→ **Supplied data**:
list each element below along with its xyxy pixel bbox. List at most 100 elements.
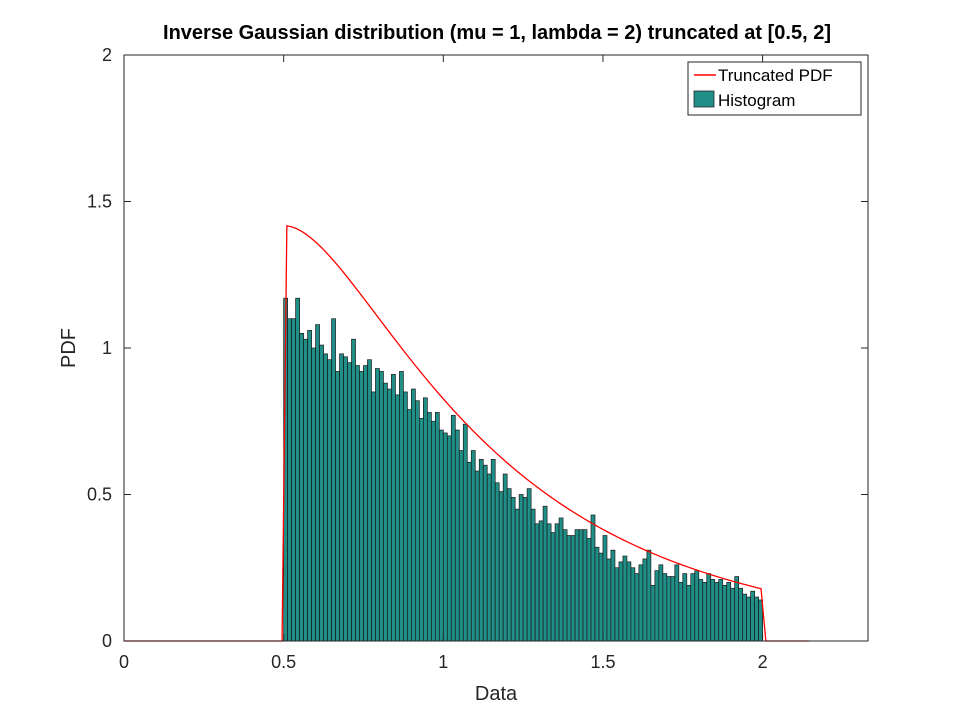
==
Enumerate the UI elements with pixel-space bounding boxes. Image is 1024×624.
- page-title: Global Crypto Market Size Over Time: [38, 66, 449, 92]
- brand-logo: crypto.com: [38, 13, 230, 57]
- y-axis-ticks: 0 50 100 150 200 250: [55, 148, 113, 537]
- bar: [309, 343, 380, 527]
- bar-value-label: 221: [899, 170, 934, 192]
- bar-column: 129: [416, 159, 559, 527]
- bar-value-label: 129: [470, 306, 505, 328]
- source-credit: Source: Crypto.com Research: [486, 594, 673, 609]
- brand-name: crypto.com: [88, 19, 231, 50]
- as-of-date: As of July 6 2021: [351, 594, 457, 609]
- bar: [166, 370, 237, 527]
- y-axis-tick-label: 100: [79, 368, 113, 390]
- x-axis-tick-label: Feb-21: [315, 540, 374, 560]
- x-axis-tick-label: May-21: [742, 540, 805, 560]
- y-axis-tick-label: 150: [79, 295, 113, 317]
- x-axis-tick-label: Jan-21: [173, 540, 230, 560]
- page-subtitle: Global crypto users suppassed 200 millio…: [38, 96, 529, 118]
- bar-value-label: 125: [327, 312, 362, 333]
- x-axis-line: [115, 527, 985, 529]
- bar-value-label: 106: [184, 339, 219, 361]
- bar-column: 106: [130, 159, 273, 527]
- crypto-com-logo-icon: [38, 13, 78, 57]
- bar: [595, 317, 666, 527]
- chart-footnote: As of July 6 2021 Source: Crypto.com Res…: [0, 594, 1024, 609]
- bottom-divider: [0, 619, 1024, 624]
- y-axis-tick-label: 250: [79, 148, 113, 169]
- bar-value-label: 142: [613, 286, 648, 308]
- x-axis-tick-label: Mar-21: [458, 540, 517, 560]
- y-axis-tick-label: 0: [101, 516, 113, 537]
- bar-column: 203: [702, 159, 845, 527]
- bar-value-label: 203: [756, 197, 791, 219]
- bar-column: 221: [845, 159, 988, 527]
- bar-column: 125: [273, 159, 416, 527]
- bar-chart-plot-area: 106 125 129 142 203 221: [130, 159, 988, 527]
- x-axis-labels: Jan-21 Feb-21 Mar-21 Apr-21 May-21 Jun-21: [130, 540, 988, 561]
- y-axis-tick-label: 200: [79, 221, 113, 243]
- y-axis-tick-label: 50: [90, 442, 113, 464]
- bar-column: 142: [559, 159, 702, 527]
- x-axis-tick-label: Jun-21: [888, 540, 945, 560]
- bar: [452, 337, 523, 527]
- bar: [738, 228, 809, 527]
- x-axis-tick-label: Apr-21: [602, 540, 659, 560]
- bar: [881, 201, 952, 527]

→ **Written task**:
Can you change "bar-value-label" to "data-label" in the rows from the line with "Enumerate the UI" up to and including the line with "- x-axis-tick-label: Jan-21: [173, 540, 230, 560]", leaving everything else as it is, and return only those lines?

→ **Answer**:
Enumerate the UI elements with pixel-space bounding boxes. Image is 1024×624.
- page-title: Global Crypto Market Size Over Time: [38, 66, 449, 92]
- brand-logo: crypto.com: [38, 13, 230, 57]
- y-axis-ticks: 0 50 100 150 200 250: [55, 148, 113, 537]
- bar: [309, 343, 380, 527]
- data-label: 221: [899, 170, 934, 192]
- bar-column: 129: [416, 159, 559, 527]
- data-label: 129: [470, 306, 505, 328]
- source-credit: Source: Crypto.com Research: [486, 594, 673, 609]
- brand-name: crypto.com: [88, 19, 231, 50]
- as-of-date: As of July 6 2021: [351, 594, 457, 609]
- bar: [166, 370, 237, 527]
- y-axis-tick-label: 100: [79, 368, 113, 390]
- x-axis-tick-label: Feb-21: [315, 540, 374, 560]
- x-axis-tick-label: May-21: [742, 540, 805, 560]
- y-axis-tick-label: 150: [79, 295, 113, 317]
- x-axis-tick-label: Jan-21: [173, 540, 230, 560]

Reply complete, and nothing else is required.